** Start **
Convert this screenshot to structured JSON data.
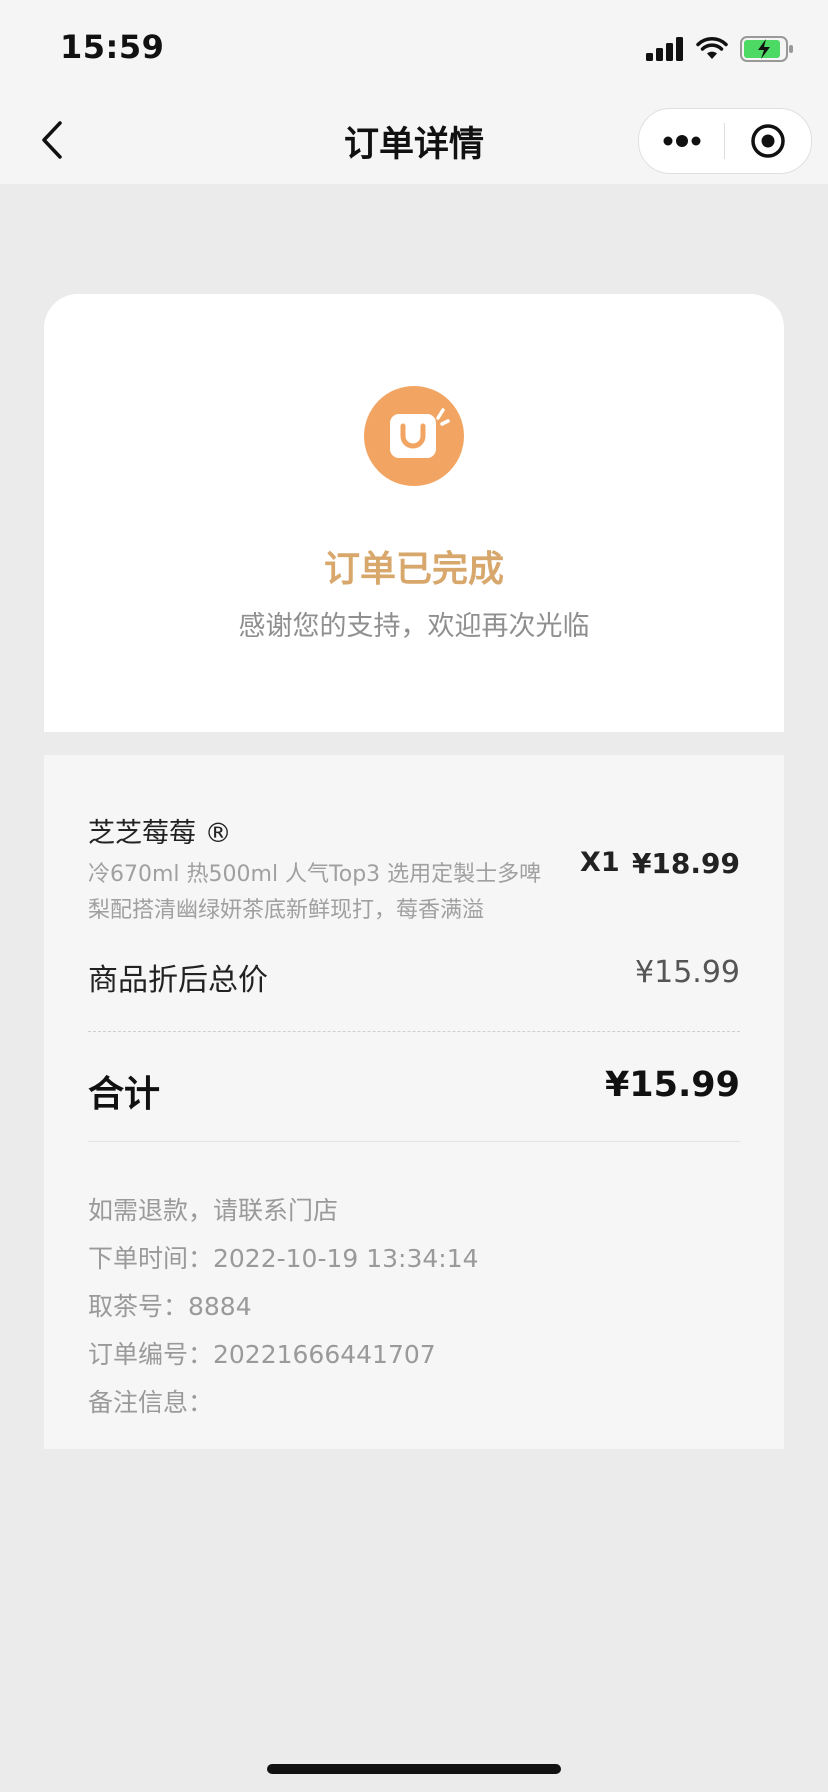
{
  "status_bar": {
    "time": "15:59",
    "icons": [
      "cellular-signal-icon",
      "wifi-icon",
      "battery-charging-icon"
    ]
  },
  "nav": {
    "back_icon": "chevron-left-icon",
    "title": "订单详情",
    "capsule_icons": [
      "more-dots-icon",
      "close-target-icon"
    ]
  },
  "order_status": {
    "icon": "shopping-bag-icon",
    "title": "订单已完成",
    "subtitle": "感谢您的支持，欢迎再次光临"
  },
  "item": {
    "name": "芝芝莓莓 ®",
    "description": "冷670ml 热500ml 人气Top3 选用定製士多啤梨配搭清幽绿妍茶底新鲜现打，莓香满溢",
    "quantity": "X1",
    "price": "¥18.99"
  },
  "summary": {
    "discount_label": "商品折后总价",
    "discount_value": "¥15.99",
    "total_label": "合计",
    "total_value": "¥15.99"
  },
  "info": {
    "refund_note": "如需退款，请联系门店",
    "order_time": "下单时间：2022-10-19 13:34:14",
    "pickup_number": "取茶号：8884",
    "order_number": "订单编号：20221666441707",
    "remarks": "备注信息："
  },
  "colors": {
    "accent": "#f2a562",
    "status_title": "#d7a76b",
    "page_background": "#ebebeb"
  }
}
** End **
# [Your objective]
Transcribe every record above exactly, leaving out the pictures.

# [Task solution]
Convert this screenshot to structured JSON data.
{
  "status_bar": {
    "time": "15:59",
    "icons": [
      "cellular-signal-icon",
      "wifi-icon",
      "battery-charging-icon"
    ]
  },
  "nav": {
    "back_icon": "chevron-left-icon",
    "title": "订单详情",
    "capsule_icons": [
      "more-dots-icon",
      "close-target-icon"
    ]
  },
  "order_status": {
    "icon": "shopping-bag-icon",
    "title": "订单已完成",
    "subtitle": "感谢您的支持，欢迎再次光临"
  },
  "item": {
    "name": "芝芝莓莓 ®",
    "description": "冷670ml 热500ml 人气Top3 选用定製士多啤梨配搭清幽绿妍茶底新鲜现打，莓香满溢",
    "quantity": "X1",
    "price": "¥18.99"
  },
  "summary": {
    "discount_label": "商品折后总价",
    "discount_value": "¥15.99",
    "total_label": "合计",
    "total_value": "¥15.99"
  },
  "info": {
    "refund_note": "如需退款，请联系门店",
    "order_time": "下单时间：2022-10-19 13:34:14",
    "pickup_number": "取茶号：8884",
    "order_number": "订单编号：20221666441707",
    "remarks": "备注信息："
  },
  "colors": {
    "accent": "#f2a562",
    "status_title": "#d7a76b",
    "page_background": "#ebebeb"
  }
}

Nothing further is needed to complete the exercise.